◆ **SHORT TASK**
Each line from the line holding "Serialize everything readable" through the last line should be written out exactly, with nothing else and no images.

◆ **DATA SUPPLIED**
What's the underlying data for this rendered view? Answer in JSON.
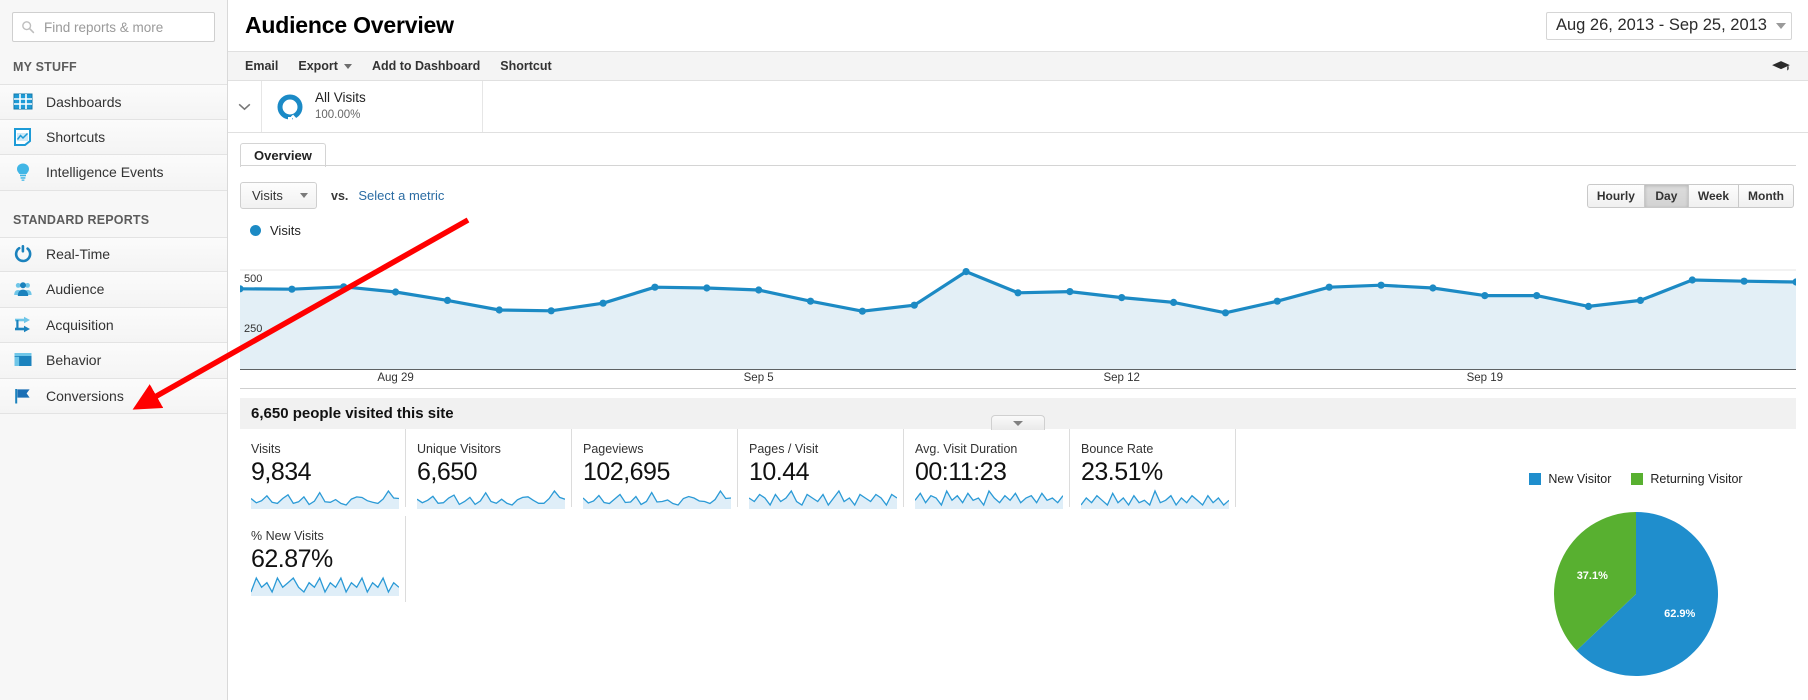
{
  "sidebar": {
    "search": {
      "placeholder": "Find reports & more",
      "value": "",
      "icon": "search-icon"
    },
    "groups": [
      {
        "heading": "MY STUFF",
        "items": [
          {
            "label": "Dashboards",
            "icon": "dashboards-icon"
          },
          {
            "label": "Shortcuts",
            "icon": "shortcuts-icon"
          },
          {
            "label": "Intelligence Events",
            "icon": "lightbulb-icon"
          }
        ]
      },
      {
        "heading": "STANDARD REPORTS",
        "items": [
          {
            "label": "Real-Time",
            "icon": "realtime-icon"
          },
          {
            "label": "Audience",
            "icon": "audience-people-icon"
          },
          {
            "label": "Acquisition",
            "icon": "acquisition-arrow-icon"
          },
          {
            "label": "Behavior",
            "icon": "behavior-layout-icon"
          },
          {
            "label": "Conversions",
            "icon": "conversions-flag-icon"
          }
        ]
      }
    ]
  },
  "header": {
    "title": "Audience Overview",
    "date_range": "Aug 26, 2013 - Sep 25, 2013",
    "date_caret_icon": "chevron-down-icon"
  },
  "actionbar": {
    "items": [
      {
        "label": "Email",
        "has_caret": false
      },
      {
        "label": "Export",
        "has_caret": true
      },
      {
        "label": "Add to Dashboard",
        "has_caret": false
      },
      {
        "label": "Shortcut",
        "has_caret": false
      }
    ],
    "help_icon": "graduation-cap-icon"
  },
  "segment": {
    "expand_icon": "chevron-down-icon",
    "donut_icon": "segment-donut-icon",
    "name": "All Visits",
    "percent": "100.00%"
  },
  "tabs": [
    {
      "label": "Overview",
      "active": true
    }
  ],
  "metric_controls": {
    "primary_metric": "Visits",
    "primary_caret_icon": "chevron-down-icon",
    "vs_label": "vs.",
    "secondary_metric_link": "Select a metric",
    "granularity": [
      {
        "label": "Hourly",
        "active": false
      },
      {
        "label": "Day",
        "active": true
      },
      {
        "label": "Week",
        "active": false
      },
      {
        "label": "Month",
        "active": false
      }
    ]
  },
  "chart_legend": {
    "label": "Visits",
    "color": "#1c8ac4"
  },
  "collapse_handle_icon": "triangle-down-icon",
  "summary": {
    "text": "6,650 people visited this site"
  },
  "metric_cards": [
    {
      "label": "Visits",
      "value": "9,834"
    },
    {
      "label": "Unique Visitors",
      "value": "6,650"
    },
    {
      "label": "Pageviews",
      "value": "102,695"
    },
    {
      "label": "Pages / Visit",
      "value": "10.44"
    },
    {
      "label": "Avg. Visit Duration",
      "value": "00:11:23"
    },
    {
      "label": "Bounce Rate",
      "value": "23.51%"
    }
  ],
  "metric_cards_row2": [
    {
      "label": "% New Visits",
      "value": "62.87%"
    }
  ],
  "pie_panel": {
    "legend": [
      {
        "label": "New Visitor",
        "color": "#1f8ecd"
      },
      {
        "label": "Returning Visitor",
        "color": "#58b030"
      }
    ],
    "slice_labels": [
      "62.9%",
      "37.1%"
    ]
  },
  "annotation": {
    "type": "red-arrow",
    "points_to": "Behavior",
    "color": "#ff0000"
  },
  "chart_data": {
    "type": "area",
    "title": "Visits",
    "xlabel": "",
    "ylabel": "Visits",
    "ylim": [
      0,
      625
    ],
    "yticks": [
      250,
      500
    ],
    "ytick_labels": [
      "250",
      "500"
    ],
    "grid": true,
    "legend_position": "top-left",
    "series": [
      {
        "name": "Visits",
        "color": "#1c8ac4",
        "fill": "#e3eff6",
        "values": [
          406,
          404,
          416,
          390,
          348,
          300,
          296,
          334,
          414,
          410,
          400,
          344,
          294,
          324,
          492,
          386,
          392,
          362,
          338,
          286,
          344,
          414,
          424,
          410,
          372,
          372,
          318,
          348,
          450,
          444,
          440
        ]
      }
    ],
    "x": [
      "Aug 26",
      "Aug 27",
      "Aug 28",
      "Aug 29",
      "Aug 30",
      "Aug 31",
      "Sep 1",
      "Sep 2",
      "Sep 3",
      "Sep 4",
      "Sep 5",
      "Sep 6",
      "Sep 7",
      "Sep 8",
      "Sep 9",
      "Sep 10",
      "Sep 11",
      "Sep 12",
      "Sep 13",
      "Sep 14",
      "Sep 15",
      "Sep 16",
      "Sep 17",
      "Sep 18",
      "Sep 19",
      "Sep 20",
      "Sep 21",
      "Sep 22",
      "Sep 23",
      "Sep 24",
      "Sep 25"
    ],
    "xtick_labels": [
      "Aug 29",
      "Sep 5",
      "Sep 12",
      "Sep 19"
    ],
    "xtick_positions": [
      3,
      10,
      17,
      24
    ]
  },
  "pie_chart_data": {
    "type": "pie",
    "title": "",
    "labels": [
      "New Visitor",
      "Returning Visitor"
    ],
    "values": [
      62.9,
      37.1
    ],
    "display_values": [
      "62.9%",
      "37.1%"
    ],
    "colors": [
      "#1f8ecd",
      "#58b030"
    ],
    "legend_position": "top"
  },
  "sparkline_data": [
    {
      "metric": "Visits",
      "values": [
        58,
        42,
        50,
        68,
        44,
        40,
        58,
        72,
        40,
        46,
        64,
        36,
        48,
        80,
        46,
        44,
        54,
        40,
        34,
        56,
        64,
        62,
        50,
        44,
        40,
        56,
        86,
        60,
        58
      ]
    },
    {
      "metric": "Unique Visitors",
      "values": [
        56,
        44,
        52,
        66,
        42,
        44,
        60,
        70,
        38,
        48,
        62,
        38,
        50,
        78,
        48,
        42,
        56,
        42,
        36,
        54,
        62,
        64,
        52,
        42,
        42,
        58,
        84,
        62,
        56
      ]
    },
    {
      "metric": "Pageviews",
      "values": [
        60,
        40,
        48,
        70,
        42,
        38,
        56,
        74,
        42,
        44,
        66,
        34,
        46,
        82,
        44,
        46,
        52,
        38,
        32,
        58,
        66,
        60,
        48,
        46,
        38,
        54,
        88,
        58,
        60
      ]
    },
    {
      "metric": "Pages / Visit",
      "values": [
        50,
        48,
        52,
        50,
        46,
        52,
        48,
        50,
        54,
        48,
        46,
        52,
        50,
        48,
        52,
        46,
        50,
        54,
        48,
        50,
        46,
        52,
        50,
        48,
        52,
        50,
        46,
        52,
        50
      ]
    },
    {
      "metric": "Avg. Visit Duration",
      "values": [
        48,
        54,
        46,
        52,
        50,
        44,
        56,
        48,
        52,
        46,
        54,
        48,
        50,
        44,
        56,
        50,
        46,
        52,
        48,
        54,
        46,
        50,
        52,
        46,
        54,
        48,
        50,
        46,
        52
      ]
    },
    {
      "metric": "Bounce Rate",
      "values": [
        44,
        50,
        46,
        52,
        48,
        44,
        54,
        46,
        50,
        44,
        52,
        46,
        48,
        44,
        56,
        46,
        48,
        52,
        44,
        50,
        46,
        52,
        48,
        44,
        52,
        46,
        50,
        44,
        48
      ]
    },
    {
      "metric": "% New Visits",
      "values": [
        46,
        52,
        48,
        50,
        46,
        52,
        48,
        50,
        52,
        48,
        46,
        50,
        48,
        52,
        46,
        50,
        48,
        52,
        46,
        50,
        48,
        52,
        46,
        50,
        48,
        52,
        46,
        50,
        48
      ]
    }
  ]
}
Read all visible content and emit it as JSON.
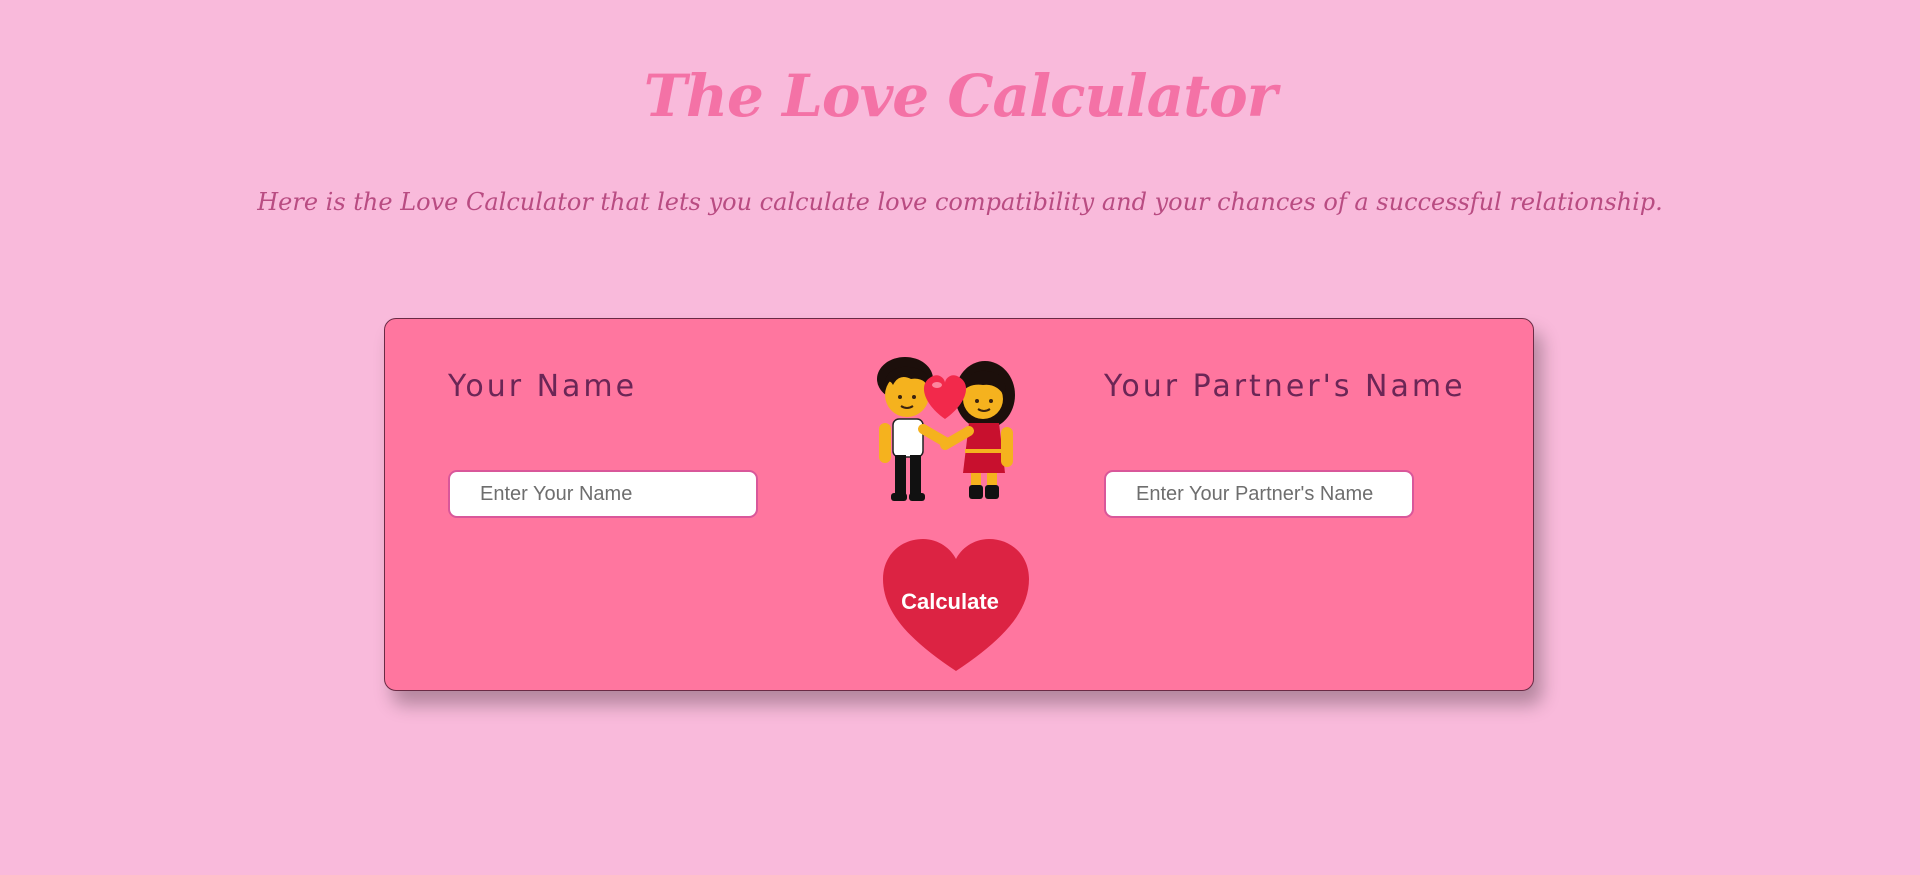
{
  "header": {
    "title": "The Love Calculator",
    "subtitle": "Here is the Love Calculator that lets you calculate love compatibility and your chances of a successful relationship."
  },
  "form": {
    "your_name_label": "Your Name",
    "partner_name_label": "Your Partner's Name",
    "your_name_placeholder": "Enter Your Name",
    "partner_name_placeholder": "Enter Your Partner's Name",
    "calculate_label": "Calculate",
    "image": "couple-holding-hands-with-heart"
  },
  "colors": {
    "background": "#f9badb",
    "title": "#f472a6",
    "subtitle": "#b94c82",
    "card": "#ff769f",
    "label": "#6b2656",
    "button_heart": "#dc2343"
  }
}
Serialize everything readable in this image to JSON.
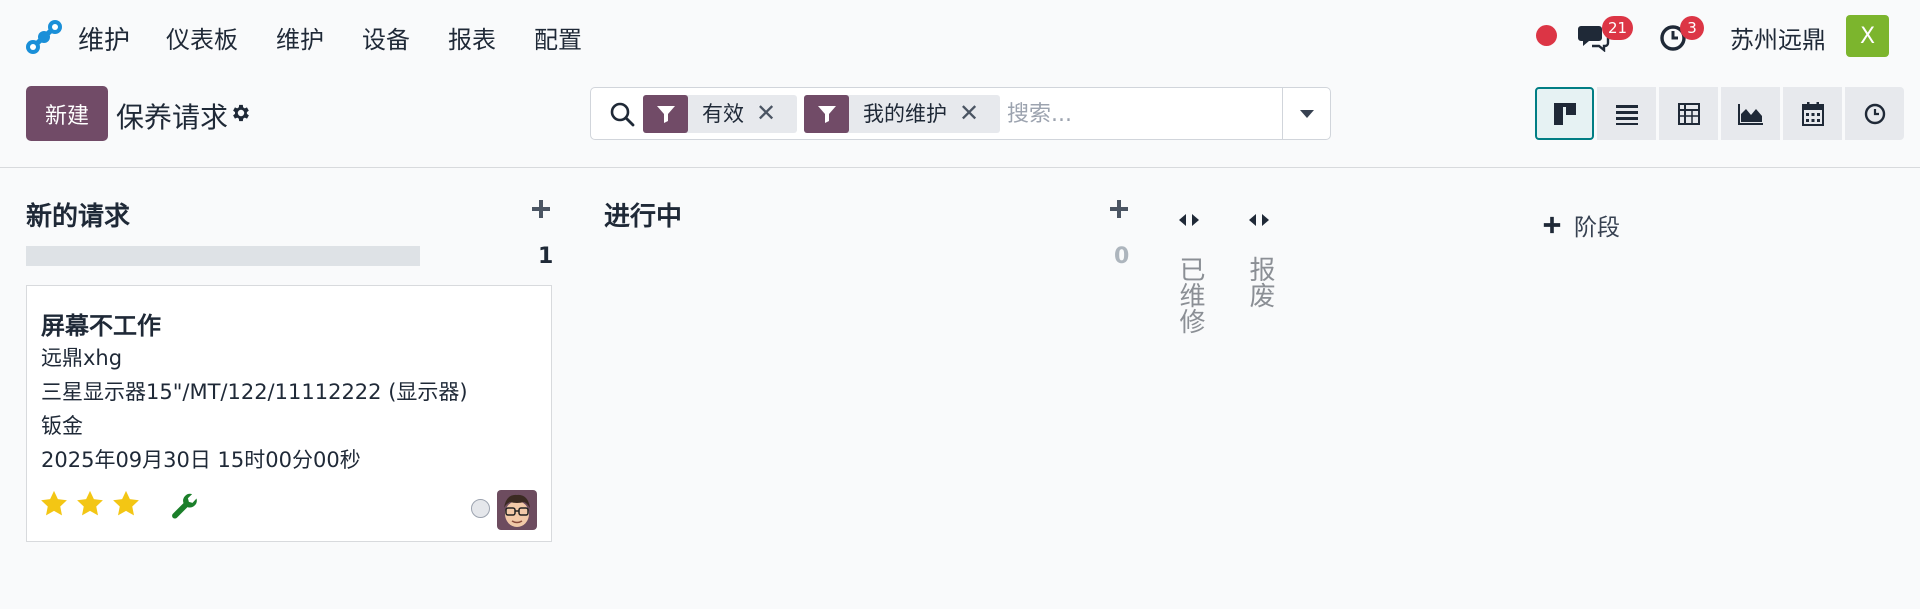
{
  "navbar": {
    "app_name": "维护",
    "menu": [
      {
        "label": "仪表板"
      },
      {
        "label": "维护"
      },
      {
        "label": "设备"
      },
      {
        "label": "报表"
      },
      {
        "label": "配置"
      }
    ],
    "messages_count": "21",
    "activities_count": "3",
    "company": "苏州远鼎",
    "user_initial": "X",
    "status_color": "#dc3545"
  },
  "control_panel": {
    "new_button": "新建",
    "title": "保养请求",
    "search": {
      "facets": [
        {
          "value": "有效"
        },
        {
          "value": "我的维护"
        }
      ],
      "placeholder": "搜索..."
    },
    "views": [
      "kanban-icon",
      "list-icon",
      "pivot-icon",
      "graph-icon",
      "calendar-icon",
      "activity-icon"
    ],
    "active_view": "kanban-icon"
  },
  "kanban": {
    "columns": [
      {
        "title": "新的请求",
        "count": "1"
      },
      {
        "title": "进行中",
        "count": "0"
      }
    ],
    "folded": [
      {
        "title": "已维修"
      },
      {
        "title": "报废"
      }
    ],
    "add_stage": "阶段",
    "cards": [
      {
        "title": "屏幕不工作",
        "lines": [
          "远鼎xhg",
          "三星显示器15\"/MT/122/11112222 (显示器)",
          "钣金",
          "2025年09月30日 15时00分00秒"
        ],
        "priority_stars": 3,
        "maintenance_icon": "wrench-icon"
      }
    ]
  },
  "colors": {
    "brand": "#714b67",
    "accent": "#017e84",
    "star": "#f3c614",
    "wrench": "#1b7f2a"
  }
}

◆ **WRITTEN RESPONSE**
Serialize everything readable in this image to JSON.
{
  "navbar": {
    "app_name": "维护",
    "menu": [
      {
        "label": "仪表板"
      },
      {
        "label": "维护"
      },
      {
        "label": "设备"
      },
      {
        "label": "报表"
      },
      {
        "label": "配置"
      }
    ],
    "messages_count": "21",
    "activities_count": "3",
    "company": "苏州远鼎",
    "user_initial": "X",
    "status_color": "#dc3545"
  },
  "control_panel": {
    "new_button": "新建",
    "title": "保养请求",
    "search": {
      "facets": [
        {
          "value": "有效"
        },
        {
          "value": "我的维护"
        }
      ],
      "placeholder": "搜索..."
    },
    "views": [
      "kanban-icon",
      "list-icon",
      "pivot-icon",
      "graph-icon",
      "calendar-icon",
      "activity-icon"
    ],
    "active_view": "kanban-icon"
  },
  "kanban": {
    "columns": [
      {
        "title": "新的请求",
        "count": "1"
      },
      {
        "title": "进行中",
        "count": "0"
      }
    ],
    "folded": [
      {
        "title": "已维修"
      },
      {
        "title": "报废"
      }
    ],
    "add_stage": "阶段",
    "cards": [
      {
        "title": "屏幕不工作",
        "lines": [
          "远鼎xhg",
          "三星显示器15\"/MT/122/11112222 (显示器)",
          "钣金",
          "2025年09月30日 15时00分00秒"
        ],
        "priority_stars": 3,
        "maintenance_icon": "wrench-icon"
      }
    ]
  },
  "colors": {
    "brand": "#714b67",
    "accent": "#017e84",
    "star": "#f3c614",
    "wrench": "#1b7f2a"
  }
}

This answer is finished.